MICROBIOTE : Ces champignons qui éduquent la réponse immunitaire
Cette équipe du Weill Cornell Medicine (New York) décrypte la relation entre certains champignons intestinaux, les anticorps antifongiques, le gène CARD9 et l'immunité fongique : des champignons tout à fait courants et fréquemment présents dans l'intestin, apprennent au système immunitaire à répondre à homologues les plus dangereux et permettent le développement d’une immunité fongique. Ces travaux, publiés dans la revue Cell montrent qu’un dysfonctionnement dans ce processus suffit à rendre l’hôte vulnérable aux infections fongiques mortelles.
Au départ, la recherche portait sur les maladies inflammatoires chroniques de l'intestin (MICI), associées, la plupart du temps, à des communautés de champignons plus importantes que la normale dans les intestins. Ces patients développent souvent de fortes réponses anticorps contre le mannane, un polysaccharide commun à un large éventail d'espèces fongiques.
En décryptant la relation complexe entre les humains et les champignons du microbiote, cette étude désigne de nouvelles cibles qui pourraient aider à lutter contre l’émergence croissante d'agents pathogènes résistants aux médicaments.
Des champignons intestinaux normaux peuvent fonctionner comme une sorte de vaccin intestinal
L’auteur principal, le Dr Iliyan Iliev, professeur agrégé d'immunologie, de gastro-entérologie et d'hépatologie au Weill Cornell Medicine, a remarqué que les contrôles sains dans ces études avaient également un certain niveau d'anticorps anti-mannane. Ces patients ne présentaient pourtant aucun signe d'infection fongique, les chercheurs ont donc réfléchi à la fonction possible de ces anticorps.
Chez la souris : les chercheurs ont déterminé quels champignons intestinaux sont ciblés par ces anticorps dans le sang de patients et détecté une forte réponse contre la levure Candida albicans. L’équipe montre ainsi chez la souris que la colonisation des intestins par Candida albicans l’amène à développer des anticorps contre le champignon dans leur circulation sanguine, même si la souris ne développe pas d'infection fongique se diffusant dans le sang. Au contraire, chez ces souris exemptes d’infection, les cellules immunitaires semblent transporter des antigènes fongiques vers la rate, ce qui stimule la production d'anticorps circulants dans la circulation sanguine.
« Ces champignons ne font qu'éduquer la réponse immunitaire ».
Et chez l’Homme ? Chez les patients dont le système immunitaire est affaibli, tels que les patients ayant été greffés ou traités pour un cancer, des champignons dans l'intestin peuvent envahir la circulation sanguine et provoquer des infections potentiellement mortelles. Lorsque les chercheurs reproduisent ce processus chez la souris à l’aide d’immunosuppresseurs, lorsqu’une espèce de Candida colonise l'intestin de la souris, le champignon se déplace dans la circulation sanguine, provoquant une infection mortelle. En revanche, le traitement des souris avec des anticorps antifongiques purifiés provenant d'animaux donneurs protège ces souris immunodéprimées des infections mortelles. infections. Et cette stratégie fonctionne contre l'infection à Candida albicans ou Candida auris, l’une cause majeure de maladie fongique chez les patients immunodéprimés et les personnes âgées.

Données fournies:
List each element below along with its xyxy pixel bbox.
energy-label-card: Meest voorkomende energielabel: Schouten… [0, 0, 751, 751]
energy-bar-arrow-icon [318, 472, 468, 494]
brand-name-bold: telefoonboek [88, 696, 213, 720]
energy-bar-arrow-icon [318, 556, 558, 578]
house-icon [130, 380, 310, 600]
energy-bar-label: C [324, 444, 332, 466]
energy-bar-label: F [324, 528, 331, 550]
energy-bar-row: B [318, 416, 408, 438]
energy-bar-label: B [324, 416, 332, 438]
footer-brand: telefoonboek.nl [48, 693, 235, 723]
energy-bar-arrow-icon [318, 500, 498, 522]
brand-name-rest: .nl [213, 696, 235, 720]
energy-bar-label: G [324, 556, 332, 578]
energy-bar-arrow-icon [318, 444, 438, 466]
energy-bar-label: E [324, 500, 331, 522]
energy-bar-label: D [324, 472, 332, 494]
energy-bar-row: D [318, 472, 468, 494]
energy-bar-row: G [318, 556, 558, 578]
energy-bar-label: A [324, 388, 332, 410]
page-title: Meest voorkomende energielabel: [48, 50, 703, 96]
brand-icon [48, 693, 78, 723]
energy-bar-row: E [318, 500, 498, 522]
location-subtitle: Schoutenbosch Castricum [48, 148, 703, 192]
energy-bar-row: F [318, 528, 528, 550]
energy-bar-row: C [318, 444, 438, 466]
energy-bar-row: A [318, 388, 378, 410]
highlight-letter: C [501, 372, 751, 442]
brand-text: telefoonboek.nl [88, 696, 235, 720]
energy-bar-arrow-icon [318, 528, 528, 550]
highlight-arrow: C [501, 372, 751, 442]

Consignes:
1 – Dans l'extrait sur le microbiote, contre quel polysaccharide les patients atteints de MICI développent-ils souvent de fortes réponses anticorps ?
2 – De quelles disciplines le Dr Iliyan Iliev est-il professeur agrégé selon l'extrait sur le microbiote ? Citez-les toutes.
3 – Écrivez la suite de l'article sur les champignons intestinaux et l'immunité fongique, en reprenant après sa dernière phrase.

Réponses numérotées:
1 – Contre le mannane, un polysaccharide commun à un large éventail d'espèces fongiques.

2 –
- Immunologie
- Gastro-entérologie
- Hépatologie

3 –
Un gène clé dans l’amorçage de la production d'anticorps antifongiques : en collaboration avec des chercheurs français de l'INSERM, l'équipe newyorkaise montre, à partir de l’analyse du sérum de patients présentant des mutations dans un gène appelé CARD9 que cette mutation affecte une protéine adaptatrice critique dans le système immunitaire. La mutation laisse ses porteurs extrêmement vulnérables aux infections fongiques sévères. Le sérum de ces patients ne contient pas les anticorps antifongiques normalement observés dans le sérum des patients exempts de cette mutation. D’autres expériences chez l’animal confirment le rôle clé un rôle essentiel et spécifique de CARD9 dans l'amorçage de la production d'anticorps antifongiques.
Ainsi, des champignons intestinaux normaux comme Candida albicans peuvent fonctionner comme une sorte de vaccin intestinal contre les infections fongiques chez les personnes en bonne santé, en induisant la production d'anticorps transmissibles par le sang qui peuvent cibler plusieurs espèces de champignons potentiellement pathogènes. Chez les patients dont l'immunité est réduite ou supprimée, les anticorps antifongiques peuvent décliner, ce qui les rend plus vulnérables aux infections fongiques.
De nouvelles thérapies qui pourraient stimuler la production d'anticorps antifongiques ou encore l’injection d’anticorps purifiés directement dans la circulation sanguine des patients, pourraient permettre de mieux lutter contre ces infections fongiques de plus en plus courantes.